─── Record set ───
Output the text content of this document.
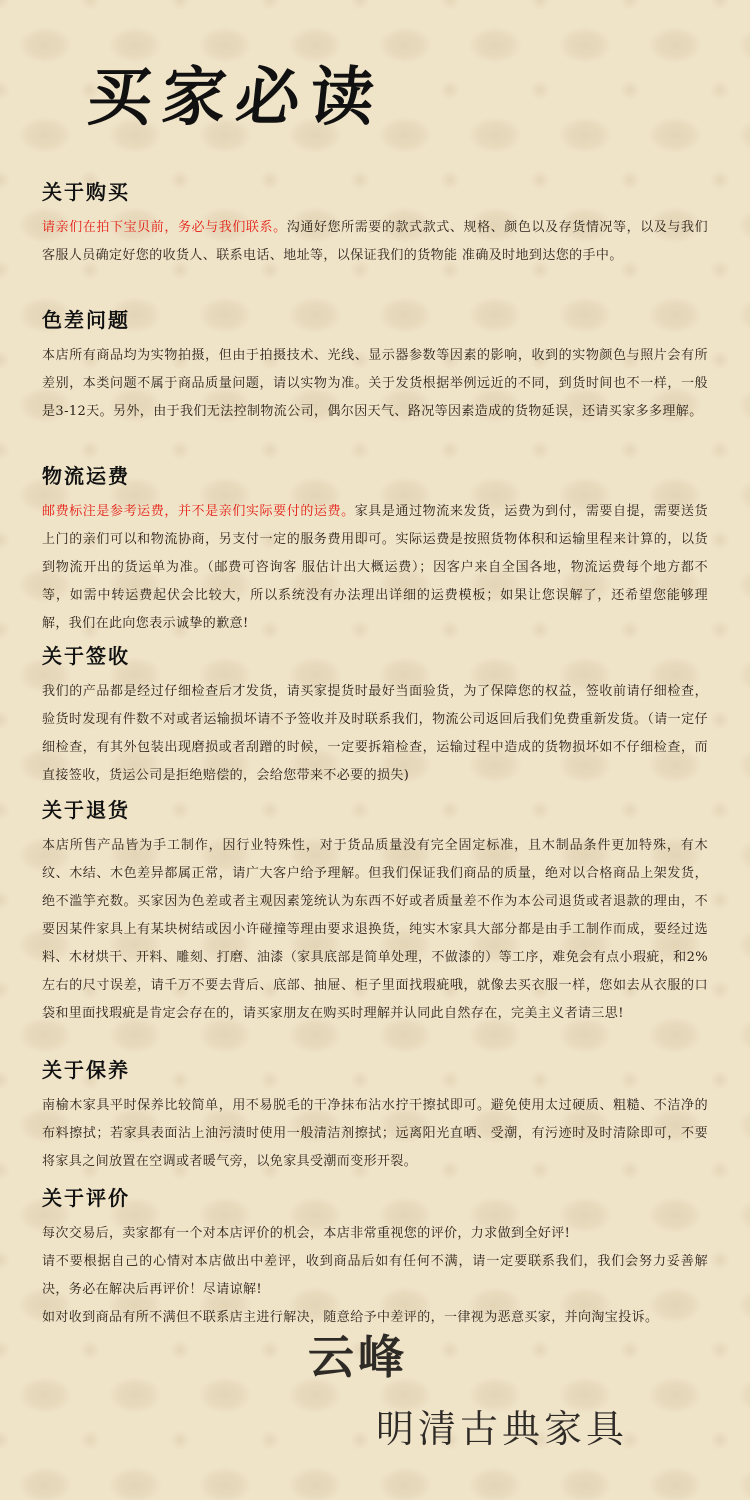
买家必读
关于购买

请亲们在拍下宝贝前，务必与我们联系。沟通好您所需要的款式款式、规格、颜色以及存货情况等，以及与我们客服人员确定好您的收货人、联系电话、地址等，以保证我们的货物能 准确及时地到达您的手中。

色差问题

本店所有商品均为实物拍摄，但由于拍摄技术、光线、显示器参数等因素的影响，收到的实物颜色与照片会有所差别，本类问题不属于商品质量问题，请以实物为准。关于发货根据举例远近的不同，到货时间也不一样，一般是3-12天。另外，由于我们无法控制物流公司，偶尔因天气、路况等因素造成的货物延误，还请买家多多理解。

物流运费

邮费标注是参考运费，并不是亲们实际要付的运费。家具是通过物流来发货，运费为到付，需要自提，需要送货上门的亲们可以和物流协商，另支付一定的服务费用即可。实际运费是按照货物体积和运输里程来计算的，以货到物流开出的货运单为准。（邮费可咨询客 服估计出大概运费）；因客户来自全国各地，物流运费每个地方都不等，如需中转运费起伏会比较大，所以系统没有办法理出详细的运费模板；如果让您误解了，还希望您能够理解，我们在此向您表示诚挚的歉意!

关于签收

我们的产品都是经过仔细检查后才发货，请买家提货时最好当面验货，为了保障您的权益，签收前请仔细检查，验货时发现有件数不对或者运输损坏请不予签收并及时联系我们，物流公司返回后我们免费重新发货。（请一定仔细检查，有其外包装出现磨损或者刮蹭的时候，一定要拆箱检查，运输过程中造成的货物损坏如不仔细检查，而直接签收，货运公司是拒绝赔偿的，会给您带来不必要的损失)

关于退货

本店所售产品皆为手工制作，因行业特殊性，对于货品质量没有完全固定标准，且木制品条件更加特殊，有木纹、木结、木色差异都属正常，请广大客户给予理解。但我们保证我们商品的质量，绝对以合格商品上架发货，绝不滥竽充数。买家因为色差或者主观因素笼统认为东西不好或者质量差不作为本公司退货或者退款的理由，不要因某件家具上有某块树结或因小许碰撞等理由要求退换货，纯实木家具大部分都是由手工制作而成，要经过选料、木材烘干、开料、雕刻、打磨、油漆（家具底部是简单处理，不做漆的）等工序，难免会有点小瑕疵，和2%左右的尺寸误差，请千万不要去背后、底部、抽屉、柜子里面找瑕疵哦，就像去买衣服一样，您如去从衣服的口袋和里面找瑕疵是肯定会存在的，请买家朋友在购买时理解并认同此自然存在，完美主义者请三思!

关于保养

南榆木家具平时保养比较简单，用不易脱毛的干净抹布沾水拧干擦拭即可。避免使用太过硬质、粗糙、不洁净的布料擦拭；若家具表面沾上油污渍时使用一般清洁剂擦拭；远离阳光直晒、受潮，有污迹时及时清除即可，不要将家具之间放置在空调或者暖气旁，以免家具受潮而变形开裂。

关于评价

每次交易后，卖家都有一个对本店评价的机会，本店非常重视您的评价，力求做到全好评!
请不要根据自己的心情对本店做出中差评，收到商品后如有任何不满，请一定要联系我们，我们会努力妥善解决，务必在解决后再评价！尽请谅解!
如对收到商品有所不满但不联系店主进行解决，随意给予中差评的，一律视为恶意买家，并向淘宝投诉。

云峰
明清古典家具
───
**Task to complete:** Retype each line of the listing above word for word. Exclude the pictures.

**Solution:**
Output the text content of this document.
买家必读
关于购买

请亲们在拍下宝贝前，务必与我们联系。沟通好您所需要的款式款式、规格、颜色以及存货情况等，以及与我们客服人员确定好您的收货人、联系电话、地址等，以保证我们的货物能 准确及时地到达您的手中。

色差问题

本店所有商品均为实物拍摄，但由于拍摄技术、光线、显示器参数等因素的影响，收到的实物颜色与照片会有所差别，本类问题不属于商品质量问题，请以实物为准。关于发货根据举例远近的不同，到货时间也不一样，一般是3-12天。另外，由于我们无法控制物流公司，偶尔因天气、路况等因素造成的货物延误，还请买家多多理解。

物流运费

邮费标注是参考运费，并不是亲们实际要付的运费。家具是通过物流来发货，运费为到付，需要自提，需要送货上门的亲们可以和物流协商，另支付一定的服务费用即可。实际运费是按照货物体积和运输里程来计算的，以货到物流开出的货运单为准。（邮费可咨询客 服估计出大概运费）；因客户来自全国各地，物流运费每个地方都不等，如需中转运费起伏会比较大，所以系统没有办法理出详细的运费模板；如果让您误解了，还希望您能够理解，我们在此向您表示诚挚的歉意!

关于签收

我们的产品都是经过仔细检查后才发货，请买家提货时最好当面验货，为了保障您的权益，签收前请仔细检查，验货时发现有件数不对或者运输损坏请不予签收并及时联系我们，物流公司返回后我们免费重新发货。（请一定仔细检查，有其外包装出现磨损或者刮蹭的时候，一定要拆箱检查，运输过程中造成的货物损坏如不仔细检查，而直接签收，货运公司是拒绝赔偿的，会给您带来不必要的损失)

关于退货

本店所售产品皆为手工制作，因行业特殊性，对于货品质量没有完全固定标准，且木制品条件更加特殊，有木纹、木结、木色差异都属正常，请广大客户给予理解。但我们保证我们商品的质量，绝对以合格商品上架发货，绝不滥竽充数。买家因为色差或者主观因素笼统认为东西不好或者质量差不作为本公司退货或者退款的理由，不要因某件家具上有某块树结或因小许碰撞等理由要求退换货，纯实木家具大部分都是由手工制作而成，要经过选料、木材烘干、开料、雕刻、打磨、油漆（家具底部是简单处理，不做漆的）等工序，难免会有点小瑕疵，和2%左右的尺寸误差，请千万不要去背后、底部、抽屉、柜子里面找瑕疵哦，就像去买衣服一样，您如去从衣服的口袋和里面找瑕疵是肯定会存在的，请买家朋友在购买时理解并认同此自然存在，完美主义者请三思!

关于保养

南榆木家具平时保养比较简单，用不易脱毛的干净抹布沾水拧干擦拭即可。避免使用太过硬质、粗糙、不洁净的布料擦拭；若家具表面沾上油污渍时使用一般清洁剂擦拭；远离阳光直晒、受潮，有污迹时及时清除即可，不要将家具之间放置在空调或者暖气旁，以免家具受潮而变形开裂。

关于评价

每次交易后，卖家都有一个对本店评价的机会，本店非常重视您的评价，力求做到全好评!
请不要根据自己的心情对本店做出中差评，收到商品后如有任何不满，请一定要联系我们，我们会努力妥善解决，务必在解决后再评价！尽请谅解!
如对收到商品有所不满但不联系店主进行解决，随意给予中差评的，一律视为恶意买家，并向淘宝投诉。

云峰
明清古典家具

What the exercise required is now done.